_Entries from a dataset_
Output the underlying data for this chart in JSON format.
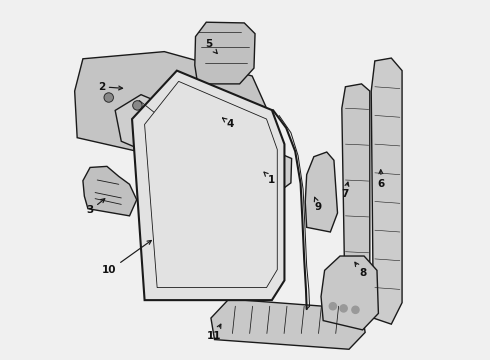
{
  "bg_color": "#f0f0f0",
  "line_color": "#1a1a1a",
  "text_color": "#111111",
  "label_config": {
    "1": {
      "lpos": [
        0.575,
        0.5
      ],
      "apos": [
        0.545,
        0.53
      ]
    },
    "2": {
      "lpos": [
        0.1,
        0.76
      ],
      "apos": [
        0.17,
        0.755
      ]
    },
    "3": {
      "lpos": [
        0.068,
        0.415
      ],
      "apos": [
        0.118,
        0.455
      ]
    },
    "4": {
      "lpos": [
        0.46,
        0.655
      ],
      "apos": [
        0.435,
        0.675
      ]
    },
    "5": {
      "lpos": [
        0.4,
        0.878
      ],
      "apos": [
        0.425,
        0.85
      ]
    },
    "6": {
      "lpos": [
        0.88,
        0.49
      ],
      "apos": [
        0.878,
        0.54
      ]
    },
    "7": {
      "lpos": [
        0.778,
        0.46
      ],
      "apos": [
        0.79,
        0.505
      ]
    },
    "8": {
      "lpos": [
        0.828,
        0.24
      ],
      "apos": [
        0.8,
        0.28
      ]
    },
    "9": {
      "lpos": [
        0.705,
        0.425
      ],
      "apos": [
        0.69,
        0.462
      ]
    },
    "10": {
      "lpos": [
        0.122,
        0.248
      ],
      "apos": [
        0.248,
        0.338
      ]
    },
    "11": {
      "lpos": [
        0.415,
        0.065
      ],
      "apos": [
        0.438,
        0.108
      ]
    }
  }
}
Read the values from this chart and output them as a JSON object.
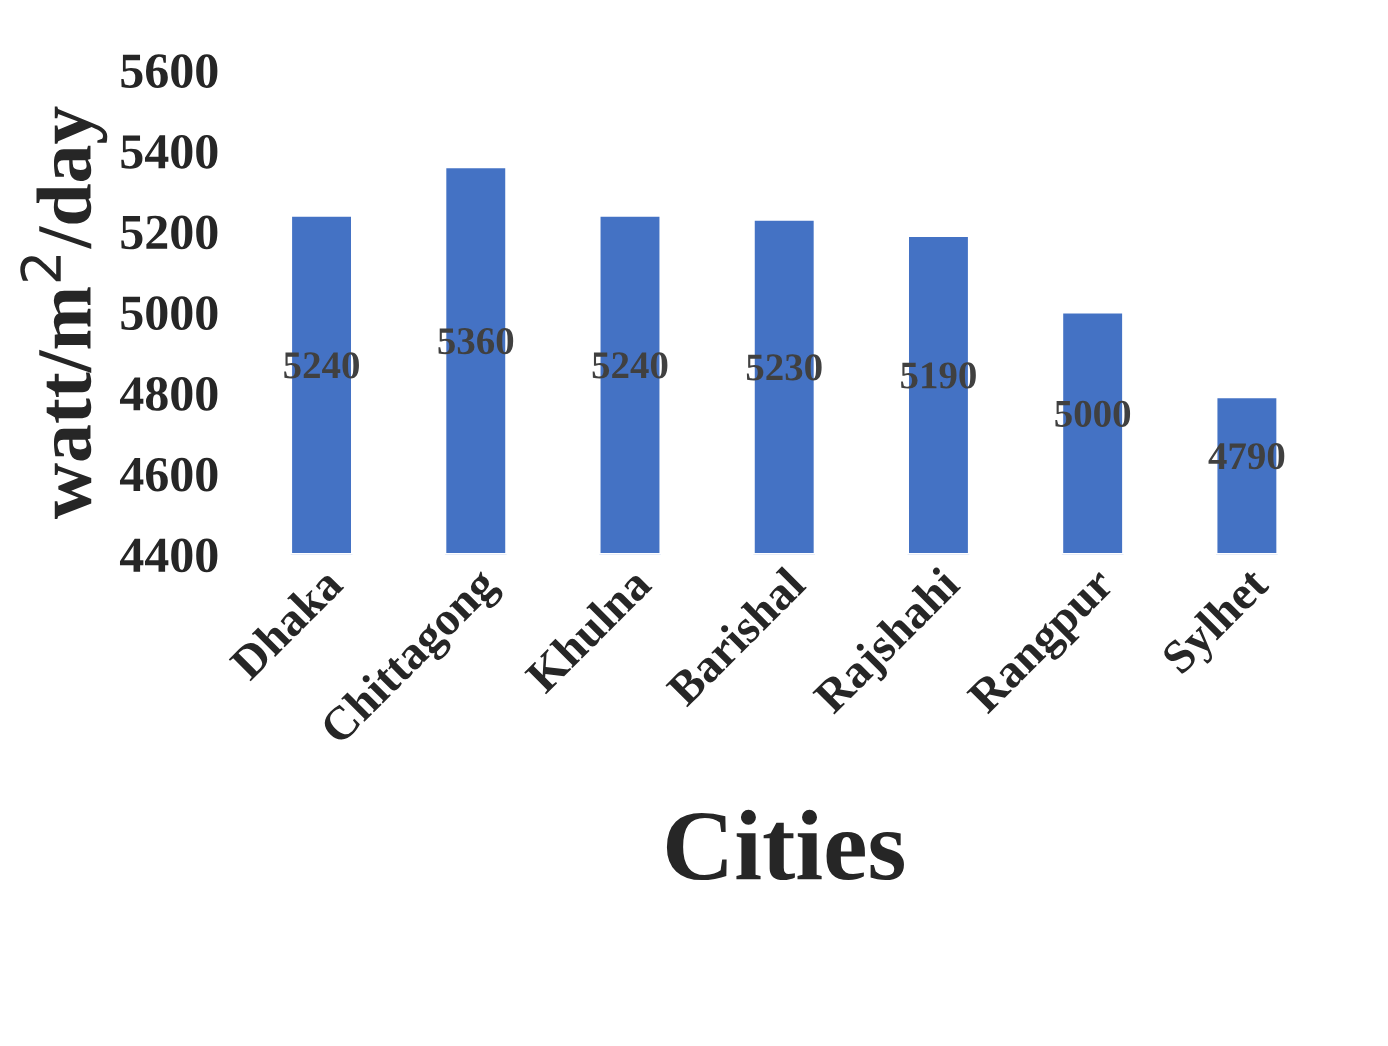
{
  "chart_data": {
    "type": "bar",
    "categories": [
      "Dhaka",
      "Chittagong",
      "Khulna",
      "Barishal",
      "Rajshahi",
      "Rangpur",
      "Sylhet"
    ],
    "values": [
      5240,
      5360,
      5240,
      5230,
      5190,
      5000,
      4790
    ],
    "color": "#4472c4",
    "xlabel": "Cities",
    "ylabel": "watt/m$^{2}$/day",
    "ylim": [
      4400,
      5600
    ],
    "yticks": [
      4400,
      4600,
      4800,
      5000,
      5200,
      5400,
      5600
    ],
    "data_labels": true,
    "grid": false,
    "legend": false
  }
}
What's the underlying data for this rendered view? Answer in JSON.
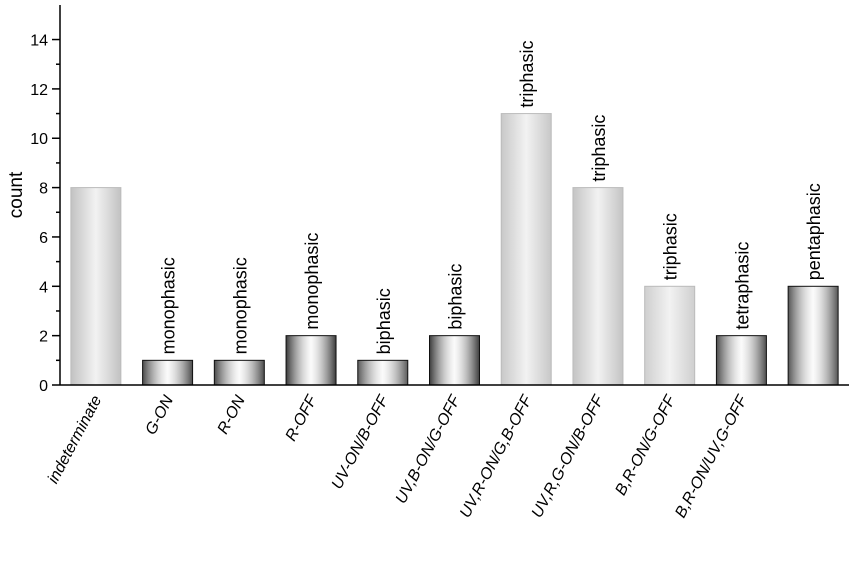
{
  "chart_data": {
    "type": "bar",
    "ylabel": "count",
    "categories": [
      "indeterminate",
      "G-ON",
      "R-ON",
      "R-OFF",
      "UV-ON/B-OFF",
      "UV,B-ON/G-OFF",
      "UV,R-ON/G,B-OFF",
      "UV,R,G-ON/B-OFF",
      "B,R-ON/G-OFF",
      "B,R-ON/UV,G-OFF",
      null
    ],
    "values": [
      8,
      1,
      1,
      2,
      1,
      2,
      11,
      8,
      4,
      2,
      4
    ],
    "annotations": [
      null,
      "monophasic",
      "monophasic",
      "monophasic",
      "biphasic",
      "biphasic",
      "triphasic",
      "triphasic",
      "triphasic",
      "tetraphasic",
      "pentaphasic"
    ],
    "colors": [
      "#c2c2c2",
      "#4a4a4a",
      "#4a4a4a",
      "#3a3a3a",
      "#5a5a5a",
      "#3c3c3c",
      "#c8c8c8",
      "#c4c4c4",
      "#cfcfcf",
      "#4c4c4c",
      "#555555"
    ],
    "ylim": [
      0,
      15.4
    ],
    "yticks": [
      0,
      2,
      4,
      6,
      8,
      10,
      12,
      14
    ]
  }
}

_STATED PROBLEM_
Repeat the preceding records precisely, and leave every picture out of the copy.

_OUTPUT BELOW_
Output the underlying data for this chart in JSON format.
{
  "bg_color": "#f0f0f0",
  "line_color": "#1a1a1a",
  "text_color": "#111111",
  "label_config": {
    "1": {
      "lpos": [
        0.575,
        0.5
      ],
      "apos": [
        0.545,
        0.53
      ]
    },
    "2": {
      "lpos": [
        0.1,
        0.76
      ],
      "apos": [
        0.17,
        0.755
      ]
    },
    "3": {
      "lpos": [
        0.068,
        0.415
      ],
      "apos": [
        0.118,
        0.455
      ]
    },
    "4": {
      "lpos": [
        0.46,
        0.655
      ],
      "apos": [
        0.435,
        0.675
      ]
    },
    "5": {
      "lpos": [
        0.4,
        0.878
      ],
      "apos": [
        0.425,
        0.85
      ]
    },
    "6": {
      "lpos": [
        0.88,
        0.49
      ],
      "apos": [
        0.878,
        0.54
      ]
    },
    "7": {
      "lpos": [
        0.778,
        0.46
      ],
      "apos": [
        0.79,
        0.505
      ]
    },
    "8": {
      "lpos": [
        0.828,
        0.24
      ],
      "apos": [
        0.8,
        0.28
      ]
    },
    "9": {
      "lpos": [
        0.705,
        0.425
      ],
      "apos": [
        0.69,
        0.462
      ]
    },
    "10": {
      "lpos": [
        0.122,
        0.248
      ],
      "apos": [
        0.248,
        0.338
      ]
    },
    "11": {
      "lpos": [
        0.415,
        0.065
      ],
      "apos": [
        0.438,
        0.108
      ]
    }
  }
}
Read the values from this chart and output them as a JSON object.
{
  "chart_data": {
    "type": "bar",
    "categories": [
      "Dhaka",
      "Chittagong",
      "Khulna",
      "Barishal",
      "Rajshahi",
      "Rangpur",
      "Sylhet"
    ],
    "values": [
      5240,
      5360,
      5240,
      5230,
      5190,
      5000,
      4790
    ],
    "color": "#4472c4",
    "xlabel": "Cities",
    "ylabel": "watt/m$^{2}$/day",
    "ylim": [
      4400,
      5600
    ],
    "yticks": [
      4400,
      4600,
      4800,
      5000,
      5200,
      5400,
      5600
    ],
    "data_labels": true,
    "grid": false,
    "legend": false
  }
}
What's the underlying data for this rendered view? Answer in JSON.
{
  "chart_data": {
    "type": "bar",
    "ylabel": "count",
    "categories": [
      "indeterminate",
      "G-ON",
      "R-ON",
      "R-OFF",
      "UV-ON/B-OFF",
      "UV,B-ON/G-OFF",
      "UV,R-ON/G,B-OFF",
      "UV,R,G-ON/B-OFF",
      "B,R-ON/G-OFF",
      "B,R-ON/UV,G-OFF",
      null
    ],
    "values": [
      8,
      1,
      1,
      2,
      1,
      2,
      11,
      8,
      4,
      2,
      4
    ],
    "annotations": [
      null,
      "monophasic",
      "monophasic",
      "monophasic",
      "biphasic",
      "biphasic",
      "triphasic",
      "triphasic",
      "triphasic",
      "tetraphasic",
      "pentaphasic"
    ],
    "colors": [
      "#c2c2c2",
      "#4a4a4a",
      "#4a4a4a",
      "#3a3a3a",
      "#5a5a5a",
      "#3c3c3c",
      "#c8c8c8",
      "#c4c4c4",
      "#cfcfcf",
      "#4c4c4c",
      "#555555"
    ],
    "ylim": [
      0,
      15.4
    ],
    "yticks": [
      0,
      2,
      4,
      6,
      8,
      10,
      12,
      14
    ]
  }
}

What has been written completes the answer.